[Data excerpts]
════════

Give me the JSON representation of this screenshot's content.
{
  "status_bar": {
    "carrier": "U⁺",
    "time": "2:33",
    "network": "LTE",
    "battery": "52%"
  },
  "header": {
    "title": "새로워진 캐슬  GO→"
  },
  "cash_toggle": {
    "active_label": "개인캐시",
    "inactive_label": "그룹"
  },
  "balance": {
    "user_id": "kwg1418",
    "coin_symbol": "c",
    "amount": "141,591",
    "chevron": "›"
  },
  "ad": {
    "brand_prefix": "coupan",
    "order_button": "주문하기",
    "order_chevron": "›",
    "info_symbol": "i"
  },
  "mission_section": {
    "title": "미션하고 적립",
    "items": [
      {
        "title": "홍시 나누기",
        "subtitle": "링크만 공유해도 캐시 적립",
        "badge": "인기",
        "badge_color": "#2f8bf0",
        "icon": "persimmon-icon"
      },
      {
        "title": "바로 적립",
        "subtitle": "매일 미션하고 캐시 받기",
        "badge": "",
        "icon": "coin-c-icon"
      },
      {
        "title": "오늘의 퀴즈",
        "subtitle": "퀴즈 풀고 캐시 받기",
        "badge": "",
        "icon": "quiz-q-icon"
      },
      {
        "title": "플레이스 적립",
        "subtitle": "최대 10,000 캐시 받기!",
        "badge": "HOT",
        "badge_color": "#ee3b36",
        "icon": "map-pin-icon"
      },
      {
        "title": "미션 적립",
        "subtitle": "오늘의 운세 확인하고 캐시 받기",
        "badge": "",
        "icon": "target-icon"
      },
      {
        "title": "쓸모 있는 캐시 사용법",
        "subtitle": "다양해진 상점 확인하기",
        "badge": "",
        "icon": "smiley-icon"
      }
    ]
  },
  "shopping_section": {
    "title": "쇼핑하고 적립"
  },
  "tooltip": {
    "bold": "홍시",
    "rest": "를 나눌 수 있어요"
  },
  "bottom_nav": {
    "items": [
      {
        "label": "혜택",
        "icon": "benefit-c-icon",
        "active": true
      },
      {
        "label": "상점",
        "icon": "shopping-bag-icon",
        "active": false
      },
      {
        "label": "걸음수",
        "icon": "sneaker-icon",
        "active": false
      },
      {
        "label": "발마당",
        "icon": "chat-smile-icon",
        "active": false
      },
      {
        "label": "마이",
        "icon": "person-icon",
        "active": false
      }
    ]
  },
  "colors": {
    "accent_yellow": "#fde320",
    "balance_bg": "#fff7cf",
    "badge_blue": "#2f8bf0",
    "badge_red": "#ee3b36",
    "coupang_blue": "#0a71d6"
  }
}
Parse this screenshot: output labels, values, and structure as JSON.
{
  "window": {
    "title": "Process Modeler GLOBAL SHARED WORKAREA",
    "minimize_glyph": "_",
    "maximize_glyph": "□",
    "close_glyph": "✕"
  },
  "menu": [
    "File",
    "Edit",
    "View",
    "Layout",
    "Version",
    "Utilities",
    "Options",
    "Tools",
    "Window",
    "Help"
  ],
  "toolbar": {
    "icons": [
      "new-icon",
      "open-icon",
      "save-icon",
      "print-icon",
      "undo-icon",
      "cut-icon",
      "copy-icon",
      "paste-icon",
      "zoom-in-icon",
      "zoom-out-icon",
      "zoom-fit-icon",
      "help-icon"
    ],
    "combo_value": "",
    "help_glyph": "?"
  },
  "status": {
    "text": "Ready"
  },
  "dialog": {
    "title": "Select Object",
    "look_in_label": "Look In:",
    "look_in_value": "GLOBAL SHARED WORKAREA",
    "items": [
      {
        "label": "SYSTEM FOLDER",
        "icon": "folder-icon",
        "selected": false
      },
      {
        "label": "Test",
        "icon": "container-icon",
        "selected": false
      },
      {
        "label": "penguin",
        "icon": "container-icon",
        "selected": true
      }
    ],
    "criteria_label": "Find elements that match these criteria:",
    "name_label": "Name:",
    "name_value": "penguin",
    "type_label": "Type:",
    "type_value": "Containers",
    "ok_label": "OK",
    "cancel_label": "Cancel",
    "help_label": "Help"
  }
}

════════

WORK TO DO: Lines holding the word "subtitle" in the entries above are the ones to pull out. Copy them all.

TASK SOLUTION:
        "subtitle": "링크만 공유해도 캐시 적립",
        "subtitle": "매일 미션하고 캐시 받기",
        "subtitle": "퀴즈 풀고 캐시 받기",
        "subtitle": "최대 10,000 캐시 받기!",
        "subtitle": "오늘의 운세 확인하고 캐시 받기",
        "subtitle": "다양해진 상점 확인하기",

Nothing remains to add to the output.